### Goal of the exercise:
Every record here needs to be written out again exactly.

### Material for the task:
^^^^^^^^

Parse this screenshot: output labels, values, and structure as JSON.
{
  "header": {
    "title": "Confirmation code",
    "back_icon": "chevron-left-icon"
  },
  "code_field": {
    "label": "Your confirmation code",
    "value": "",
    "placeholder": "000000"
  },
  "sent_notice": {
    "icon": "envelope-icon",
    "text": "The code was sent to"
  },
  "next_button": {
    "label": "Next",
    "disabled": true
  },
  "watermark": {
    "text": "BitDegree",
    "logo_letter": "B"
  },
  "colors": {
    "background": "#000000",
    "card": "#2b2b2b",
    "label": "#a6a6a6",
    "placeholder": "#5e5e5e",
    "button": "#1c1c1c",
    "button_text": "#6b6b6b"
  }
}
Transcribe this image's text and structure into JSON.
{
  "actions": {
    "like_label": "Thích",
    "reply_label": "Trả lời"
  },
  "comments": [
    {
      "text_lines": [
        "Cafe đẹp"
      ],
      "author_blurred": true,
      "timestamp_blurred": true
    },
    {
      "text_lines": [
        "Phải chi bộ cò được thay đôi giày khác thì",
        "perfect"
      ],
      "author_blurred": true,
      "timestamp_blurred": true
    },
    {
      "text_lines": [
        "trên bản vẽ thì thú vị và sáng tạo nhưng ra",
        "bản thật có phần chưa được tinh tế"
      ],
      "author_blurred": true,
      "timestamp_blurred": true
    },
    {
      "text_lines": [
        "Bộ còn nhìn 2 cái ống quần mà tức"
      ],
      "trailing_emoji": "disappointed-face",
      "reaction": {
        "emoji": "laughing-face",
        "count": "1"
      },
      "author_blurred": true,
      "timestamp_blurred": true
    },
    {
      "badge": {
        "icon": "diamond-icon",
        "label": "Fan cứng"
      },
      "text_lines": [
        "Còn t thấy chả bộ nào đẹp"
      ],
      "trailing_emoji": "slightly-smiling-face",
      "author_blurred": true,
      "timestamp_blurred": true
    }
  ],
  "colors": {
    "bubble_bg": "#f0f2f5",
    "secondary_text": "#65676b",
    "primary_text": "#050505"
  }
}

^^^^^^^^

### Solved problem:
Parse this screenshot: output labels, values, and structure as JSON.
{
  "header": {
    "title": "Confirmation code",
    "back_icon": "chevron-left-icon"
  },
  "code_field": {
    "label": "Your confirmation code",
    "value": "",
    "placeholder": "000000"
  },
  "sent_notice": {
    "icon": "envelope-icon",
    "text": "The code was sent to"
  },
  "next_button": {
    "label": "Next",
    "disabled": true
  },
  "watermark": {
    "text": "BitDegree",
    "logo_letter": "B"
  },
  "colors": {
    "background": "#000000",
    "card": "#2b2b2b",
    "label": "#a6a6a6",
    "placeholder": "#5e5e5e",
    "button": "#1c1c1c",
    "button_text": "#6b6b6b"
  }
}
Transcribe this image's text and structure into JSON.
{
  "actions": {
    "like_label": "Thích",
    "reply_label": "Trả lời"
  },
  "comments": [
    {
      "text_lines": [
        "Cafe đẹp"
      ],
      "author_blurred": true,
      "timestamp_blurred": true
    },
    {
      "text_lines": [
        "Phải chi bộ cò được thay đôi giày khác thì",
        "perfect"
      ],
      "author_blurred": true,
      "timestamp_blurred": true
    },
    {
      "text_lines": [
        "trên bản vẽ thì thú vị và sáng tạo nhưng ra",
        "bản thật có phần chưa được tinh tế"
      ],
      "author_blurred": true,
      "timestamp_blurred": true
    },
    {
      "text_lines": [
        "Bộ còn nhìn 2 cái ống quần mà tức"
      ],
      "trailing_emoji": "disappointed-face",
      "reaction": {
        "emoji": "laughing-face",
        "count": "1"
      },
      "author_blurred": true,
      "timestamp_blurred": true
    },
    {
      "badge": {
        "icon": "diamond-icon",
        "label": "Fan cứng"
      },
      "text_lines": [
        "Còn t thấy chả bộ nào đẹp"
      ],
      "trailing_emoji": "slightly-smiling-face",
      "author_blurred": true,
      "timestamp_blurred": true
    }
  ],
  "colors": {
    "bubble_bg": "#f0f2f5",
    "secondary_text": "#65676b",
    "primary_text": "#050505"
  }
}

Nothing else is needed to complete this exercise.